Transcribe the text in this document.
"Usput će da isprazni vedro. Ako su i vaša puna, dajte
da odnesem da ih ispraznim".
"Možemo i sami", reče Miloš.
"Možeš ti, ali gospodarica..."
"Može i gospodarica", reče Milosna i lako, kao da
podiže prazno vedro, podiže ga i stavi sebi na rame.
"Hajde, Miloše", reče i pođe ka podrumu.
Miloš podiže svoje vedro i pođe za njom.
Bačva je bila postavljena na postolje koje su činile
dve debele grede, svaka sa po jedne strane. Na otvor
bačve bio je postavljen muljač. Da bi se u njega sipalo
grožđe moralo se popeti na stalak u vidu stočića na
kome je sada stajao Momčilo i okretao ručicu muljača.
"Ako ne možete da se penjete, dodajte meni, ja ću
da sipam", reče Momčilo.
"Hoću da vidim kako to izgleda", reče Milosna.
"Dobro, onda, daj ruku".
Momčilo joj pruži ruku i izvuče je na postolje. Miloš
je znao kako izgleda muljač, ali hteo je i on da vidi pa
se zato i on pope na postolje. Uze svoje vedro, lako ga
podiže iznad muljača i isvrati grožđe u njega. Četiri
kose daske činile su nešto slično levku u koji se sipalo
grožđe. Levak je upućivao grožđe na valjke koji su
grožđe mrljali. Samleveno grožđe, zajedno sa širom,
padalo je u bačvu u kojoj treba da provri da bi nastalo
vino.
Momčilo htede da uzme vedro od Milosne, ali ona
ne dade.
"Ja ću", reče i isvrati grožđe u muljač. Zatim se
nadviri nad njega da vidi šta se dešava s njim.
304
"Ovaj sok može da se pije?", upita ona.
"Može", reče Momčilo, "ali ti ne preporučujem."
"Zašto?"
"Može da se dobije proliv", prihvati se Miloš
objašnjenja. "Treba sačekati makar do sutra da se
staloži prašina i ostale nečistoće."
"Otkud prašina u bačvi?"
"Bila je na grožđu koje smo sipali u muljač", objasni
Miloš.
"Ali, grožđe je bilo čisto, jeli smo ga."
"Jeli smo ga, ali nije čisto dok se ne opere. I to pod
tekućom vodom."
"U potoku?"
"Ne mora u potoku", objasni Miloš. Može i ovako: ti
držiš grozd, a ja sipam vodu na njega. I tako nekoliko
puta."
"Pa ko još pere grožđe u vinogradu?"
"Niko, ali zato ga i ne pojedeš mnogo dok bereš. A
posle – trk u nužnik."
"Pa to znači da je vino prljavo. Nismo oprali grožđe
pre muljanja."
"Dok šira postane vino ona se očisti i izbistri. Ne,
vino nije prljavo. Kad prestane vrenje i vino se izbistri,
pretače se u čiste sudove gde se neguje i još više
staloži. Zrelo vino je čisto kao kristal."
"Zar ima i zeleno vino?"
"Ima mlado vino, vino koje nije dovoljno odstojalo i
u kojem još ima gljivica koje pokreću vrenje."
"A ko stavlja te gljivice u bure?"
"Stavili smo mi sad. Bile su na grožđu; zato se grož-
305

Job: All of the material above needs to be copied exactly.

Solution to this exercise:
Transcribe the text in this document.
"Usput će da isprazni vedro. Ako su i vaša puna, dajte
da odnesem da ih ispraznim".
"Možemo i sami", reče Miloš.
"Možeš ti, ali gospodarica..."
"Može i gospodarica", reče Milosna i lako, kao da
podiže prazno vedro, podiže ga i stavi sebi na rame.
"Hajde, Miloše", reče i pođe ka podrumu.
Miloš podiže svoje vedro i pođe za njom.
Bačva je bila postavljena na postolje koje su činile
dve debele grede, svaka sa po jedne strane. Na otvor
bačve bio je postavljen muljač. Da bi se u njega sipalo
grožđe moralo se popeti na stalak u vidu stočića na
kome je sada stajao Momčilo i okretao ručicu muljača.
"Ako ne možete da se penjete, dodajte meni, ja ću
da sipam", reče Momčilo.
"Hoću da vidim kako to izgleda", reče Milosna.
"Dobro, onda, daj ruku".
Momčilo joj pruži ruku i izvuče je na postolje. Miloš
je znao kako izgleda muljač, ali hteo je i on da vidi pa
se zato i on pope na postolje. Uze svoje vedro, lako ga
podiže iznad muljača i isvrati grožđe u njega. Četiri
kose daske činile su nešto slično levku u koji se sipalo
grožđe. Levak je upućivao grožđe na valjke koji su
grožđe mrljali. Samleveno grožđe, zajedno sa širom,
padalo je u bačvu u kojoj treba da provri da bi nastalo
vino.
Momčilo htede da uzme vedro od Milosne, ali ona
ne dade.
"Ja ću", reče i isvrati grožđe u muljač. Zatim se
nadviri nad njega da vidi šta se dešava s njim.
304
"Ovaj sok može da se pije?", upita ona.
"Može", reče Momčilo, "ali ti ne preporučujem."
"Zašto?"
"Može da se dobije proliv", prihvati se Miloš
objašnjenja. "Treba sačekati makar do sutra da se
staloži prašina i ostale nečistoće."
"Otkud prašina u bačvi?"
"Bila je na grožđu koje smo sipali u muljač", objasni
Miloš.
"Ali, grožđe je bilo čisto, jeli smo ga."
"Jeli smo ga, ali nije čisto dok se ne opere. I to pod
tekućom vodom."
"U potoku?"
"Ne mora u potoku", objasni Miloš. Može i ovako: ti
držiš grozd, a ja sipam vodu na njega. I tako nekoliko
puta."
"Pa ko još pere grožđe u vinogradu?"
"Niko, ali zato ga i ne pojedeš mnogo dok bereš. A
posle – trk u nužnik."
"Pa to znači da je vino prljavo. Nismo oprali grožđe
pre muljanja."
"Dok šira postane vino ona se očisti i izbistri. Ne,
vino nije prljavo. Kad prestane vrenje i vino se izbistri,
pretače se u čiste sudove gde se neguje i još više
staloži. Zrelo vino je čisto kao kristal."
"Zar ima i zeleno vino?"
"Ima mlado vino, vino koje nije dovoljno odstojalo i
u kojem još ima gljivica koje pokreću vrenje."
"A ko stavlja te gljivice u bure?"
"Stavili smo mi sad. Bile su na grožđu; zato se grož-
305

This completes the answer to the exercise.